Provided records:
------------------------------------

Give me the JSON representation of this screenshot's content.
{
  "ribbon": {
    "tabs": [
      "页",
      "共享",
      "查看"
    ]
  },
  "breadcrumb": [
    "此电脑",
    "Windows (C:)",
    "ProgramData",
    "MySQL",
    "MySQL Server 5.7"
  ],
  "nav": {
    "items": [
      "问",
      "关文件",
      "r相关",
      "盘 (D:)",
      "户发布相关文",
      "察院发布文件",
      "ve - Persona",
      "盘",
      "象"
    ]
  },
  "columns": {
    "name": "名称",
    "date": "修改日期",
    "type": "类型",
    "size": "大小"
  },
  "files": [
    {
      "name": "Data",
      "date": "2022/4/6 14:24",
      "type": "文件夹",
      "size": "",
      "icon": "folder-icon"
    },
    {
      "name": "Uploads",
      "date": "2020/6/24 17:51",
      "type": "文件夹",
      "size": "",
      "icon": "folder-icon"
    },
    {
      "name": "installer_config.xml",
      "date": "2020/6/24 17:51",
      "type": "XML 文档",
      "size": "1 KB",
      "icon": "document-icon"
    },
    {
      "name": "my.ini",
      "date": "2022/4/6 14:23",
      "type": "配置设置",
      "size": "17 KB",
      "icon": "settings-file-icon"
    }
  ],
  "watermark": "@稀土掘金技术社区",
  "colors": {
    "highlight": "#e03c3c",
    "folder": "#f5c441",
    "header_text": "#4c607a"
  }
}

------------------------------------

Problem statement:
Set down the entries verbatim, leaving none out.

Response:
Give me the JSON representation of this screenshot's content.
{
  "ribbon": {
    "tabs": [
      "页",
      "共享",
      "查看"
    ]
  },
  "breadcrumb": [
    "此电脑",
    "Windows (C:)",
    "ProgramData",
    "MySQL",
    "MySQL Server 5.7"
  ],
  "nav": {
    "items": [
      "问",
      "关文件",
      "r相关",
      "盘 (D:)",
      "户发布相关文",
      "察院发布文件",
      "ve - Persona",
      "盘",
      "象"
    ]
  },
  "columns": {
    "name": "名称",
    "date": "修改日期",
    "type": "类型",
    "size": "大小"
  },
  "files": [
    {
      "name": "Data",
      "date": "2022/4/6 14:24",
      "type": "文件夹",
      "size": "",
      "icon": "folder-icon"
    },
    {
      "name": "Uploads",
      "date": "2020/6/24 17:51",
      "type": "文件夹",
      "size": "",
      "icon": "folder-icon"
    },
    {
      "name": "installer_config.xml",
      "date": "2020/6/24 17:51",
      "type": "XML 文档",
      "size": "1 KB",
      "icon": "document-icon"
    },
    {
      "name": "my.ini",
      "date": "2022/4/6 14:23",
      "type": "配置设置",
      "size": "17 KB",
      "icon": "settings-file-icon"
    }
  ],
  "watermark": "@稀土掘金技术社区",
  "colors": {
    "highlight": "#e03c3c",
    "folder": "#f5c441",
    "header_text": "#4c607a"
  }
}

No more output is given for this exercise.